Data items
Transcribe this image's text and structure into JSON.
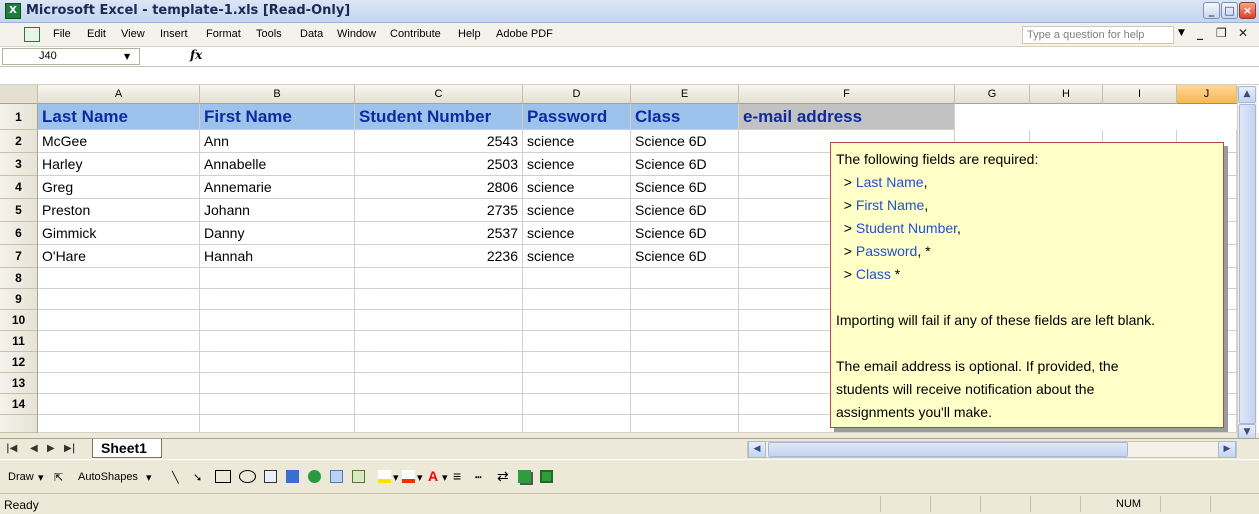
{
  "window": {
    "title": "Microsoft Excel - template-1.xls  [Read-Only]",
    "app_icon": "X"
  },
  "menu": [
    "File",
    "Edit",
    "View",
    "Insert",
    "Format",
    "Tools",
    "Data",
    "Window",
    "Contribute",
    "Help",
    "Adobe PDF"
  ],
  "help_placeholder": "Type a question for help",
  "namebox": "J40",
  "columns": [
    "A",
    "B",
    "C",
    "D",
    "E",
    "F",
    "G",
    "H",
    "I",
    "J"
  ],
  "rows": [
    "1",
    "2",
    "3",
    "4",
    "5",
    "6",
    "7",
    "8",
    "9",
    "10",
    "11",
    "12",
    "13",
    "14"
  ],
  "headers": [
    "Last Name",
    "First Name",
    "Student Number",
    "Password",
    "Class",
    "e-mail address"
  ],
  "students": [
    {
      "last": "McGee",
      "first": "Ann",
      "number": "2543",
      "password": "science",
      "class": "Science 6D"
    },
    {
      "last": "Harley",
      "first": "Annabelle",
      "number": "2503",
      "password": "science",
      "class": "Science 6D"
    },
    {
      "last": "Greg",
      "first": "Annemarie",
      "number": "2806",
      "password": "science",
      "class": "Science 6D"
    },
    {
      "last": "Preston",
      "first": "Johann",
      "number": "2735",
      "password": "science",
      "class": "Science 6D"
    },
    {
      "last": "Gimmick",
      "first": "Danny",
      "number": "2537",
      "password": "science",
      "class": "Science 6D"
    },
    {
      "last": "O'Hare",
      "first": "Hannah",
      "number": "2236",
      "password": "science",
      "class": "Science 6D"
    }
  ],
  "comment": {
    "intro": "The following fields are required:",
    "items": [
      {
        "bullet": "> ",
        "name": "Last Name",
        "suffix": ","
      },
      {
        "bullet": "> ",
        "name": "First Name",
        "suffix": ","
      },
      {
        "bullet": "> ",
        "name": "Student Number",
        "suffix": ","
      },
      {
        "bullet": "> ",
        "name": "Password",
        "suffix": ", *"
      },
      {
        "bullet": "> ",
        "name": "Class",
        "suffix": " *"
      }
    ],
    "warning": "Importing will fail if any of these fields are left blank.",
    "note1": "The email address is optional. If provided, the",
    "note2": "students will receive notification about the",
    "note3": "assignments you'll make."
  },
  "sheet_tab": "Sheet1",
  "drawing": {
    "draw": "Draw",
    "autoshapes": "AutoShapes"
  },
  "status": {
    "ready": "Ready",
    "num": "NUM"
  },
  "colors": {
    "header_fill": "#9dc3ec",
    "header_text": "#0f2a9e",
    "email_fill": "#c2c2c2",
    "comment_fill": "#ffffc8",
    "field_text": "#2250d0"
  }
}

(TASK PROMPT): From the data above, write out everything exactly except the pictures.

(COMPLETED TASK):
Transcribe this image's text and structure into JSON.
{
  "window": {
    "title": "Microsoft Excel - template-1.xls  [Read-Only]",
    "app_icon": "X"
  },
  "menu": [
    "File",
    "Edit",
    "View",
    "Insert",
    "Format",
    "Tools",
    "Data",
    "Window",
    "Contribute",
    "Help",
    "Adobe PDF"
  ],
  "help_placeholder": "Type a question for help",
  "namebox": "J40",
  "columns": [
    "A",
    "B",
    "C",
    "D",
    "E",
    "F",
    "G",
    "H",
    "I",
    "J"
  ],
  "rows": [
    "1",
    "2",
    "3",
    "4",
    "5",
    "6",
    "7",
    "8",
    "9",
    "10",
    "11",
    "12",
    "13",
    "14"
  ],
  "headers": [
    "Last Name",
    "First Name",
    "Student Number",
    "Password",
    "Class",
    "e-mail address"
  ],
  "students": [
    {
      "last": "McGee",
      "first": "Ann",
      "number": "2543",
      "password": "science",
      "class": "Science 6D"
    },
    {
      "last": "Harley",
      "first": "Annabelle",
      "number": "2503",
      "password": "science",
      "class": "Science 6D"
    },
    {
      "last": "Greg",
      "first": "Annemarie",
      "number": "2806",
      "password": "science",
      "class": "Science 6D"
    },
    {
      "last": "Preston",
      "first": "Johann",
      "number": "2735",
      "password": "science",
      "class": "Science 6D"
    },
    {
      "last": "Gimmick",
      "first": "Danny",
      "number": "2537",
      "password": "science",
      "class": "Science 6D"
    },
    {
      "last": "O'Hare",
      "first": "Hannah",
      "number": "2236",
      "password": "science",
      "class": "Science 6D"
    }
  ],
  "comment": {
    "intro": "The following fields are required:",
    "items": [
      {
        "bullet": "> ",
        "name": "Last Name",
        "suffix": ","
      },
      {
        "bullet": "> ",
        "name": "First Name",
        "suffix": ","
      },
      {
        "bullet": "> ",
        "name": "Student Number",
        "suffix": ","
      },
      {
        "bullet": "> ",
        "name": "Password",
        "suffix": ", *"
      },
      {
        "bullet": "> ",
        "name": "Class",
        "suffix": " *"
      }
    ],
    "warning": "Importing will fail if any of these fields are left blank.",
    "note1": "The email address is optional. If provided, the",
    "note2": "students will receive notification about the",
    "note3": "assignments you'll make."
  },
  "sheet_tab": "Sheet1",
  "drawing": {
    "draw": "Draw",
    "autoshapes": "AutoShapes"
  },
  "status": {
    "ready": "Ready",
    "num": "NUM"
  },
  "colors": {
    "header_fill": "#9dc3ec",
    "header_text": "#0f2a9e",
    "email_fill": "#c2c2c2",
    "comment_fill": "#ffffc8",
    "field_text": "#2250d0"
  }
}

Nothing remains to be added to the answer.